** Problem to work on **
Could you find every line in the records below that contains the word "bygga" and copy it?

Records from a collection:
* * * * * * *
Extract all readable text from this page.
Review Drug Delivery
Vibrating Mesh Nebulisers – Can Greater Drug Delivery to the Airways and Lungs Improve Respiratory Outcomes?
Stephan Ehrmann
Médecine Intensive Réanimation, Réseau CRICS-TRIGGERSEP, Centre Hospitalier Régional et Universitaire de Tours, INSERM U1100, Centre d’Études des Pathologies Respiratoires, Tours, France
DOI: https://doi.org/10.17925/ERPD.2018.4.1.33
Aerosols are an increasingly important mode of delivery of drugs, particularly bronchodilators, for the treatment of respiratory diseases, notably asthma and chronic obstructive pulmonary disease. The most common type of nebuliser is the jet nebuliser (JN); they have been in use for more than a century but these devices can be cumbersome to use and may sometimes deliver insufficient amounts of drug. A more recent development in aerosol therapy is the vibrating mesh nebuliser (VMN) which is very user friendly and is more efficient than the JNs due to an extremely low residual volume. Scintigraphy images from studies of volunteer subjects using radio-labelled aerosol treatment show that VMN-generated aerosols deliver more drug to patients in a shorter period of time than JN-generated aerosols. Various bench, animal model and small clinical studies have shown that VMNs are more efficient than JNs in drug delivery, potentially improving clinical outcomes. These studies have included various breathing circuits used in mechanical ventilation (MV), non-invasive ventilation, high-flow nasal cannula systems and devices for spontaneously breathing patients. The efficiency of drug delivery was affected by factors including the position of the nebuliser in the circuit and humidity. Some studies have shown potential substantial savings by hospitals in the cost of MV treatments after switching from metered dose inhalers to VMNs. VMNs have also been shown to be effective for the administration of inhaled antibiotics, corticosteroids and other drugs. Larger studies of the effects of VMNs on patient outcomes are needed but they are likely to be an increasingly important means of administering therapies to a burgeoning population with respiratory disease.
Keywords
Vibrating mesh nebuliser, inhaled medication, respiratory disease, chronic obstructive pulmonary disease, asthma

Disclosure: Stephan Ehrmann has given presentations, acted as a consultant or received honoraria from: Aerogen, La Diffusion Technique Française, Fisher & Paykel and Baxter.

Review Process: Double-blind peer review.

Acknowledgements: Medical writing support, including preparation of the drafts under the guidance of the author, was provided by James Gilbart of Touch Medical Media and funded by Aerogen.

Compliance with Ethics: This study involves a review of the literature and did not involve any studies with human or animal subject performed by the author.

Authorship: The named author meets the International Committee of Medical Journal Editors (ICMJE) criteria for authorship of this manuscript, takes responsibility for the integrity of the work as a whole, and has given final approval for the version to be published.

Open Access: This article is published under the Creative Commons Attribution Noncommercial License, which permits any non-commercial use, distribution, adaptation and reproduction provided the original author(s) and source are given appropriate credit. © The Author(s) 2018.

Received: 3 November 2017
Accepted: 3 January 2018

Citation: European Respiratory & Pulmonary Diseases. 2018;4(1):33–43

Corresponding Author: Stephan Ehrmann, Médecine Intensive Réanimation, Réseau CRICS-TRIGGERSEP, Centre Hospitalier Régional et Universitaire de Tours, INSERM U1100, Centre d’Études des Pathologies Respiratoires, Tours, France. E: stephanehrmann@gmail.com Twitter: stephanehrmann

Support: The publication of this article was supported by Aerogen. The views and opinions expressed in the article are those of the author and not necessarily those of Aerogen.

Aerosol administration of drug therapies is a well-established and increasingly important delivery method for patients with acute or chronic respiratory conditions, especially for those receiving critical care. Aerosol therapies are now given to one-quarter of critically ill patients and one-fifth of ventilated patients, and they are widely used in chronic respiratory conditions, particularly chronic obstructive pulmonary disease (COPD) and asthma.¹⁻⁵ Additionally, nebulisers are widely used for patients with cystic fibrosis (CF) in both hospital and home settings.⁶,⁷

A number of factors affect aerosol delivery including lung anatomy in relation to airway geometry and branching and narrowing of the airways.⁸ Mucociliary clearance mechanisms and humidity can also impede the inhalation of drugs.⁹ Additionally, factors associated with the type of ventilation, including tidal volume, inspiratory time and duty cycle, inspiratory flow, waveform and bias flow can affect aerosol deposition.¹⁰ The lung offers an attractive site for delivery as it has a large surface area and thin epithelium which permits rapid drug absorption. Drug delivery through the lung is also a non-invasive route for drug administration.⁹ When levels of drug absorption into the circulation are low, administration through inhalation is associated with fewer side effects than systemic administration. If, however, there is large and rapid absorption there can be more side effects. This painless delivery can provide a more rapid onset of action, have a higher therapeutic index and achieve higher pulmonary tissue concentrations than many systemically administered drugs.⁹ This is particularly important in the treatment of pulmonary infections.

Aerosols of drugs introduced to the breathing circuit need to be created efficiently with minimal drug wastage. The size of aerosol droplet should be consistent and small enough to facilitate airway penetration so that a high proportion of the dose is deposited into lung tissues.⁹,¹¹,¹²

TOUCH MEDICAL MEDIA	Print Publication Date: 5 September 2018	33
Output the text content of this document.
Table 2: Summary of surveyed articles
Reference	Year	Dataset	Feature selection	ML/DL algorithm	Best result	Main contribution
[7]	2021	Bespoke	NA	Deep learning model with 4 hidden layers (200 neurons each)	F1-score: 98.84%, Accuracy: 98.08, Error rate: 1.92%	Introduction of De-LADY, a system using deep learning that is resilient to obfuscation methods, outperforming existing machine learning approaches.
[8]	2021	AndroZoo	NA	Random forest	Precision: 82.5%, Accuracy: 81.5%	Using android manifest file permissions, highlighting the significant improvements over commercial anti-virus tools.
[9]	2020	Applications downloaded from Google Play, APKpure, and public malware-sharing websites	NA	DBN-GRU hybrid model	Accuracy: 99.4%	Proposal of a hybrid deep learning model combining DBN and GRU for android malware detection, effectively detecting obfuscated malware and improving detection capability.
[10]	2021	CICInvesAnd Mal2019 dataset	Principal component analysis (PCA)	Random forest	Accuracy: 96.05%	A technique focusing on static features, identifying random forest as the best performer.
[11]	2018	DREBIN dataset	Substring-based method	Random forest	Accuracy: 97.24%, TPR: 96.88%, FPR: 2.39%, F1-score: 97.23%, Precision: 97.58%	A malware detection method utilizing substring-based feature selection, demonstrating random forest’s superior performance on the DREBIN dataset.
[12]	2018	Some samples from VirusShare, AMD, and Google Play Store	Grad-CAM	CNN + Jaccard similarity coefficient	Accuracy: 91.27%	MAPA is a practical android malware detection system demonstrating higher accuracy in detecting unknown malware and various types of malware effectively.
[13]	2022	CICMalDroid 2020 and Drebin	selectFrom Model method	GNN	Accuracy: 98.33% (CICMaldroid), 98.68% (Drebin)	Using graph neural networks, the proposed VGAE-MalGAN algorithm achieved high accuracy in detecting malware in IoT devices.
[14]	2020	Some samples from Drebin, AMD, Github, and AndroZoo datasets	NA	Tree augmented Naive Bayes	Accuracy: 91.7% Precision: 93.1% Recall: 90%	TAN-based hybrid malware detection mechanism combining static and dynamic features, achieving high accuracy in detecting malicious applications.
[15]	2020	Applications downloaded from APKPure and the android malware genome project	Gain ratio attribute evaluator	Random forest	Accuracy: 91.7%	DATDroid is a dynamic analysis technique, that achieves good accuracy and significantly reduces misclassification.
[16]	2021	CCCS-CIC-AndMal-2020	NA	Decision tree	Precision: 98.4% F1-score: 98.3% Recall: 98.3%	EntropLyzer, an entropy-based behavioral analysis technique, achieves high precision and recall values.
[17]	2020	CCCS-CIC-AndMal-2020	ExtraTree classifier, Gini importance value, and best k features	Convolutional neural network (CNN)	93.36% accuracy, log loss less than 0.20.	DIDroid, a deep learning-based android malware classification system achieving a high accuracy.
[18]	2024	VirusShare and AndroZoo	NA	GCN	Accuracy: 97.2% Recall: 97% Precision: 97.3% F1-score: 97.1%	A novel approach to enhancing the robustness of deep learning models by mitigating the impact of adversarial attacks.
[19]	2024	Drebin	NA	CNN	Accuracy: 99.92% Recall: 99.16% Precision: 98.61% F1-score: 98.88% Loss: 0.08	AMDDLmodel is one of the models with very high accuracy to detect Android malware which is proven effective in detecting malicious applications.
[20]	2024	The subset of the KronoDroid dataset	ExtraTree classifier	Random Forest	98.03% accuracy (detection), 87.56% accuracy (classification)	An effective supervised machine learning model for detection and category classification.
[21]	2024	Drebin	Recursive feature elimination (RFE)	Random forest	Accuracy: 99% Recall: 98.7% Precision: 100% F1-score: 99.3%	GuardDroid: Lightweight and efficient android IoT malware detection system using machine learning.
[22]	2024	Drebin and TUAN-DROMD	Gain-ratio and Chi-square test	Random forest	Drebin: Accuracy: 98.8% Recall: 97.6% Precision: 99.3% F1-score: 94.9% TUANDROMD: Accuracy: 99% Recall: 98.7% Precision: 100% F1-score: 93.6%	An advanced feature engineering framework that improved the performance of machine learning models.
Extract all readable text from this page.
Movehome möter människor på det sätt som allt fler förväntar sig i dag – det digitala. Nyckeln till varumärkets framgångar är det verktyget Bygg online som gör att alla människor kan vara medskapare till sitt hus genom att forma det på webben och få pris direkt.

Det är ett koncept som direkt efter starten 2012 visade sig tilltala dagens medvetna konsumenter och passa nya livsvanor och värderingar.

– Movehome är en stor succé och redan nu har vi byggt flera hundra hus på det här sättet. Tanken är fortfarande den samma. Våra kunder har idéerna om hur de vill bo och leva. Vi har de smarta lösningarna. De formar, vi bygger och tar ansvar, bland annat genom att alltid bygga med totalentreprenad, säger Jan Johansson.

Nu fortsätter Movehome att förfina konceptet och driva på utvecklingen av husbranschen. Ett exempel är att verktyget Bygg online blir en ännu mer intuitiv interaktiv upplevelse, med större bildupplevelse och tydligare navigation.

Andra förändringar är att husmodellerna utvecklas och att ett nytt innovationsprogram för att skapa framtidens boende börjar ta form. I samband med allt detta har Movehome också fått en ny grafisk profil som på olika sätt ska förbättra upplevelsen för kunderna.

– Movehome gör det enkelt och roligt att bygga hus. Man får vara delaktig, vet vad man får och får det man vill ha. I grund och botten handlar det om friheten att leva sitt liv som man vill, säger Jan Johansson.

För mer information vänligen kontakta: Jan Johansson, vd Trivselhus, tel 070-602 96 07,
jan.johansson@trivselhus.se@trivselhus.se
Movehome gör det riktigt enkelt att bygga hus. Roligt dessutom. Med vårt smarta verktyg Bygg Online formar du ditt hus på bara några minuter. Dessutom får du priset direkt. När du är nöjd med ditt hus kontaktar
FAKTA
* * * * * * *
** Result of this task **
– Movehome är en stor succé och redan nu har vi byggt flera hundra hus på det här sättet. Tanken är fortfarande den samma. Våra kunder har idéerna om hur de vill bo och leva. Vi har de smarta lösningarna. De formar, vi bygger och tar ansvar, bland annat genom att alltid bygga med totalentreprenad, säger Jan Johansson.
– Movehome gör det enkelt och roligt att bygga hus. Man får vara delaktig, vet vad man får och får det man vill ha. I grund och botten handlar det om friheten att leva sitt liv som man vill, säger Jan Johansson.
Movehome gör det riktigt enkelt att bygga hus. Roligt dessutom. Med vårt smarta verktyg Bygg Online formar du ditt hus på bara några minuter. Dessutom får du priset direkt. När du är nöjd med ditt hus kontaktar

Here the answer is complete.